_Task_.
In the entries below, copy out word for word everything from the line containing "I need the location" down to the line containing "calendar-day[interactable]: 2 <box>731", with both of those lines included.

--- BEGIN Records for the task ---

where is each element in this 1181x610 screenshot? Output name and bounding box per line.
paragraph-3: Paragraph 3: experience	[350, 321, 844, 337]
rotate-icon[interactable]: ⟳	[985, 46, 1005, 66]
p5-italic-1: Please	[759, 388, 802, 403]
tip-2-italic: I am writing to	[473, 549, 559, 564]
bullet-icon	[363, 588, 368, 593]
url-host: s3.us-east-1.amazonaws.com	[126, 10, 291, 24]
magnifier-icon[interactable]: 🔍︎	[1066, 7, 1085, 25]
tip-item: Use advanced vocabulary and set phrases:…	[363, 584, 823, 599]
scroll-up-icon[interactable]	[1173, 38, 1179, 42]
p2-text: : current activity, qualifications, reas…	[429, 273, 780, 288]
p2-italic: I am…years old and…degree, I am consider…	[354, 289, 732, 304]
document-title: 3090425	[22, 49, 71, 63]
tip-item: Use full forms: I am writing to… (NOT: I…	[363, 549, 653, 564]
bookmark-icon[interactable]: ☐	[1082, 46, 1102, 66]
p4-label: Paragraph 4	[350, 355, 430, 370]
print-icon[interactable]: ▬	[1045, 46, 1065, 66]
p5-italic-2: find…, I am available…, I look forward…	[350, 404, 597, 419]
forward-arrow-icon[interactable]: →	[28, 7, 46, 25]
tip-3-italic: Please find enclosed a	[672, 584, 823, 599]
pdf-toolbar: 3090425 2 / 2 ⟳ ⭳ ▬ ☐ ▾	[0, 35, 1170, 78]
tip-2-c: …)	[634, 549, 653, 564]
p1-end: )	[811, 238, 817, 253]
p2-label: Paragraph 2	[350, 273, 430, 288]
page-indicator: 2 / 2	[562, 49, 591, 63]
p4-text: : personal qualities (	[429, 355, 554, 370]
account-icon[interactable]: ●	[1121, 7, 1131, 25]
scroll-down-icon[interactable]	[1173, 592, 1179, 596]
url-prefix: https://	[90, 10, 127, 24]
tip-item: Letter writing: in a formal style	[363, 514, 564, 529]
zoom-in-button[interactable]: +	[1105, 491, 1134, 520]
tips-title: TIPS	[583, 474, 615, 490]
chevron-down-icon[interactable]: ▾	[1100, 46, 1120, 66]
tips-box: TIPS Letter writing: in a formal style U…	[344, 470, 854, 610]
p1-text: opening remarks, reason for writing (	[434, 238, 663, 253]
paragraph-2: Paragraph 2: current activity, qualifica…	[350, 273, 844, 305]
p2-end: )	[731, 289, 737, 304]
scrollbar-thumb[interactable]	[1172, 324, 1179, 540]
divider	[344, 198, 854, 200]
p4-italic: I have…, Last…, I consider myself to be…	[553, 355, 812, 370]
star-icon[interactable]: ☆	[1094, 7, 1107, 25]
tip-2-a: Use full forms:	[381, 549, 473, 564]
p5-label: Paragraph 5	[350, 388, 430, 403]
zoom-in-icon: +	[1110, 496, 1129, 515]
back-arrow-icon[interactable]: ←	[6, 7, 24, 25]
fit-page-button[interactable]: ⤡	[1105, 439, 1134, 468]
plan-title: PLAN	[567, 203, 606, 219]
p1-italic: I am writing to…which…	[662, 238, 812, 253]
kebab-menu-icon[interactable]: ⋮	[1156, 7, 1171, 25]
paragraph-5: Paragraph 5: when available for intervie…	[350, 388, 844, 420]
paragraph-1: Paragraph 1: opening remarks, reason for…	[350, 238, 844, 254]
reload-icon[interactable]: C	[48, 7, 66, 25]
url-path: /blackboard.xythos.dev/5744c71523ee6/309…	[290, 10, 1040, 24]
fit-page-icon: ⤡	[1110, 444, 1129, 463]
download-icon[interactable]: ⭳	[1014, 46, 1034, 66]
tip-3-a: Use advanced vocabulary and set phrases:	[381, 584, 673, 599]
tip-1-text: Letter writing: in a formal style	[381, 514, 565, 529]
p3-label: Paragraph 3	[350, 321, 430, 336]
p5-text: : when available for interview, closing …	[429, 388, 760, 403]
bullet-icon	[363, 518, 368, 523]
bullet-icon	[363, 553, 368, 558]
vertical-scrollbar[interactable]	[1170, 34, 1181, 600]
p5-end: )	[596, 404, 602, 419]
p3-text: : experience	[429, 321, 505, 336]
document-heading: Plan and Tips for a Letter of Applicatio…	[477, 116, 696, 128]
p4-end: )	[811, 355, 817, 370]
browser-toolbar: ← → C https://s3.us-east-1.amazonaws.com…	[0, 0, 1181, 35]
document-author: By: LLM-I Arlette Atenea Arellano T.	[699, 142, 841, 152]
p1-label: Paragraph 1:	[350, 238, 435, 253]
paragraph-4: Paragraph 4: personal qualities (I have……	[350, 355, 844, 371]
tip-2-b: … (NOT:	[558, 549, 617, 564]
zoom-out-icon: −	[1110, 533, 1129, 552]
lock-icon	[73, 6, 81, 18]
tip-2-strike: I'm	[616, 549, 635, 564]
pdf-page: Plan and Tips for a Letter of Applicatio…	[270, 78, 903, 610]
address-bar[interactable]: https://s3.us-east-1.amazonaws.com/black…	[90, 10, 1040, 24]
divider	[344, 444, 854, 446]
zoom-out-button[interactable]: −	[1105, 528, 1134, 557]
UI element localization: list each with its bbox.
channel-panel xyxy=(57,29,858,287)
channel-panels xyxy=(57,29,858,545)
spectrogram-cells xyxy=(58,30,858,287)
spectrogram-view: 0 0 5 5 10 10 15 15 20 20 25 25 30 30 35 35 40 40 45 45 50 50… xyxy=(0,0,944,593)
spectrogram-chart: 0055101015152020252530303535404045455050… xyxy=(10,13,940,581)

--- END Records for the task ---
--- BEGIN Records for the task ---

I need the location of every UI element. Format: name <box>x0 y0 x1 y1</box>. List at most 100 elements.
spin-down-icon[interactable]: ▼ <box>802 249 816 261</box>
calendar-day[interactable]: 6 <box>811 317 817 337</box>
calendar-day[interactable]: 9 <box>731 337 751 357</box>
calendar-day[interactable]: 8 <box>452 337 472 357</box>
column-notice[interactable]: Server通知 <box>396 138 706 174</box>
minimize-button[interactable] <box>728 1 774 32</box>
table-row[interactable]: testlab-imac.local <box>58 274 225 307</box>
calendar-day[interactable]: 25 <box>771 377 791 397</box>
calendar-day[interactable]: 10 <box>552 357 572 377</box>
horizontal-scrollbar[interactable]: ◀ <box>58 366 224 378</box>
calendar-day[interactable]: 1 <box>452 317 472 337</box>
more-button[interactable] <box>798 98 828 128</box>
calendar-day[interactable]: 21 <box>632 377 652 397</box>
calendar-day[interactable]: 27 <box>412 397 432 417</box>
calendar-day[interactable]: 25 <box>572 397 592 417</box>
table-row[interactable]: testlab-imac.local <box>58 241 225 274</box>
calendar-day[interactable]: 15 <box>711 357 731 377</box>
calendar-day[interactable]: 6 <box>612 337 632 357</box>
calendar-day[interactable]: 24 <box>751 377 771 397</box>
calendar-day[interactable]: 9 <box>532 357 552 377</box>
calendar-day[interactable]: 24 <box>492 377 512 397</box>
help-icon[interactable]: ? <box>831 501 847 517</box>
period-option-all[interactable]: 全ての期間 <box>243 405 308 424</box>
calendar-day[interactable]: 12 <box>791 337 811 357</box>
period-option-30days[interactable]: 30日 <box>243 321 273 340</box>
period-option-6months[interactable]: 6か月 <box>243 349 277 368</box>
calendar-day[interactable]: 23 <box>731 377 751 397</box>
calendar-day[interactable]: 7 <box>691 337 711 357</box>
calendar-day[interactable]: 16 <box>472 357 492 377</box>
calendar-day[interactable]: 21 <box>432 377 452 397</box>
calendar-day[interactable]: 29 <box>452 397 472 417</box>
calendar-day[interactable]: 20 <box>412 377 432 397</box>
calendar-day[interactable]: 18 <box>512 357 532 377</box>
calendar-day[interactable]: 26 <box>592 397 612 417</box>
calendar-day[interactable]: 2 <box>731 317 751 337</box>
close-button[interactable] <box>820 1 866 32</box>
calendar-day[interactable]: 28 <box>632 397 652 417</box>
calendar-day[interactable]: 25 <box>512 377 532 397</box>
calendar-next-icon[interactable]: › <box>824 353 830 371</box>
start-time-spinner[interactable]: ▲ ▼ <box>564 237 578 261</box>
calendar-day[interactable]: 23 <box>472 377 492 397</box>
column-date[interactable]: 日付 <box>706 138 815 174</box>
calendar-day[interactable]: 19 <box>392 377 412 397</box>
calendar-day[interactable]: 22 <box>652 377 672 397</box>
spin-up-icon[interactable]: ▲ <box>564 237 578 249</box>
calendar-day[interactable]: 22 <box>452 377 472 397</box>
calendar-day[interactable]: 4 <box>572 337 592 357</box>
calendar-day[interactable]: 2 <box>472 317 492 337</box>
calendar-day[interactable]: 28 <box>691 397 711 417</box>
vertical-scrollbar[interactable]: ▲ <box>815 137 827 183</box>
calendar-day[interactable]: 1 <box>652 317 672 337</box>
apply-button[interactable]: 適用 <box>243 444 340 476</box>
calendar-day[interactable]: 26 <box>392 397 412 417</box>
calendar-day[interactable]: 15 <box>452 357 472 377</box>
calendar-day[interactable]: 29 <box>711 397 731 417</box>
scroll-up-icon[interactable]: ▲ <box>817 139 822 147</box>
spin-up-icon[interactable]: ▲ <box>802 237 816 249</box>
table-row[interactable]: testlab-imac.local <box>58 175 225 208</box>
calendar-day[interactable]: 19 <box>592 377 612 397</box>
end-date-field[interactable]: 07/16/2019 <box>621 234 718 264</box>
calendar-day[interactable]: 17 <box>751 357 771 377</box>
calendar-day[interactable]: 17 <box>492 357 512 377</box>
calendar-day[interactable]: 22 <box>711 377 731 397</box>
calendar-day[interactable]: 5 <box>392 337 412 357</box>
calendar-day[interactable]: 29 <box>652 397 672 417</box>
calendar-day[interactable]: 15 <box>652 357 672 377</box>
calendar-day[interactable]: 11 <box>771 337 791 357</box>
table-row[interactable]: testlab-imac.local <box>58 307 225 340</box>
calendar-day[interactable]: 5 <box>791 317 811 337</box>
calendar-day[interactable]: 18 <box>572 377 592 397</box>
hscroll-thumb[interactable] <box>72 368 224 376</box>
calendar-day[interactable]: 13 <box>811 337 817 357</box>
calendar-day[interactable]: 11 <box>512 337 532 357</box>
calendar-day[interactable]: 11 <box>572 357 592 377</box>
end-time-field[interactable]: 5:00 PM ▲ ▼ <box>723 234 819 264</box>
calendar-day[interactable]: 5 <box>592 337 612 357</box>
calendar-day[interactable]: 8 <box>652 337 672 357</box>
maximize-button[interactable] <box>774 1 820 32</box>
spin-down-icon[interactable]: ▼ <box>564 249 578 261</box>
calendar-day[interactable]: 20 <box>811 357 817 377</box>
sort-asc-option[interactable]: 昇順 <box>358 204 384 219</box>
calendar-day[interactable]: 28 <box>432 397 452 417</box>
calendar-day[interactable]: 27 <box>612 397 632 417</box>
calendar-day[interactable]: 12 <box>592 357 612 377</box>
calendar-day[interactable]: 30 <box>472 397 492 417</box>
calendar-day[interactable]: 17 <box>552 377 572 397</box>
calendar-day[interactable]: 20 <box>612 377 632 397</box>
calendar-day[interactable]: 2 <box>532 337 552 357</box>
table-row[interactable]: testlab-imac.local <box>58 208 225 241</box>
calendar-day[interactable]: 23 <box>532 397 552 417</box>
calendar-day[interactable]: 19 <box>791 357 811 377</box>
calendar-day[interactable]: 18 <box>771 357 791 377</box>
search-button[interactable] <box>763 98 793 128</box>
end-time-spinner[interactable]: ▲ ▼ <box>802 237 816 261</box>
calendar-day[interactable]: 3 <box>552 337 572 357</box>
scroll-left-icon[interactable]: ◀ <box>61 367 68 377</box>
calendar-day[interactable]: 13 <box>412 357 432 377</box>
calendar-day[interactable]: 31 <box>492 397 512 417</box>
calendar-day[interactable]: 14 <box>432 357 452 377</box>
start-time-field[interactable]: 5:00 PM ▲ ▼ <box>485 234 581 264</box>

--- END Records for the task ---

_In response_.
I need the location of every UI element. Format: name <box>x0 y0 x1 y1</box>. List at most 100 elements.
spin-down-icon[interactable]: ▼ <box>802 249 816 261</box>
calendar-day[interactable]: 6 <box>811 317 817 337</box>
calendar-day[interactable]: 9 <box>731 337 751 357</box>
calendar-day[interactable]: 8 <box>452 337 472 357</box>
column-notice[interactable]: Server通知 <box>396 138 706 174</box>
minimize-button[interactable] <box>728 1 774 32</box>
table-row[interactable]: testlab-imac.local <box>58 274 225 307</box>
calendar-day[interactable]: 25 <box>771 377 791 397</box>
calendar-day[interactable]: 10 <box>552 357 572 377</box>
horizontal-scrollbar[interactable]: ◀ <box>58 366 224 378</box>
calendar-day[interactable]: 1 <box>452 317 472 337</box>
more-button[interactable] <box>798 98 828 128</box>
calendar-day[interactable]: 21 <box>632 377 652 397</box>
calendar-day[interactable]: 27 <box>412 397 432 417</box>
calendar-day[interactable]: 25 <box>572 397 592 417</box>
table-row[interactable]: testlab-imac.local <box>58 241 225 274</box>
calendar-day[interactable]: 15 <box>711 357 731 377</box>
calendar-day[interactable]: 6 <box>612 337 632 357</box>
calendar-day[interactable]: 24 <box>751 377 771 397</box>
calendar-day[interactable]: 9 <box>532 357 552 377</box>
calendar-day[interactable]: 24 <box>492 377 512 397</box>
help-icon[interactable]: ? <box>831 501 847 517</box>
period-option-all[interactable]: 全ての期間 <box>243 405 308 424</box>
calendar-day[interactable]: 12 <box>791 337 811 357</box>
period-option-30days[interactable]: 30日 <box>243 321 273 340</box>
period-option-6months[interactable]: 6か月 <box>243 349 277 368</box>
calendar-day[interactable]: 23 <box>731 377 751 397</box>
calendar-day[interactable]: 7 <box>691 337 711 357</box>
calendar-day[interactable]: 16 <box>472 357 492 377</box>
calendar-day[interactable]: 21 <box>432 377 452 397</box>
calendar-day[interactable]: 29 <box>452 397 472 417</box>
calendar-day[interactable]: 20 <box>412 377 432 397</box>
calendar-day[interactable]: 18 <box>512 357 532 377</box>
calendar-day[interactable]: 26 <box>592 397 612 417</box>
calendar-day[interactable]: 2 <box>731 317 751 337</box>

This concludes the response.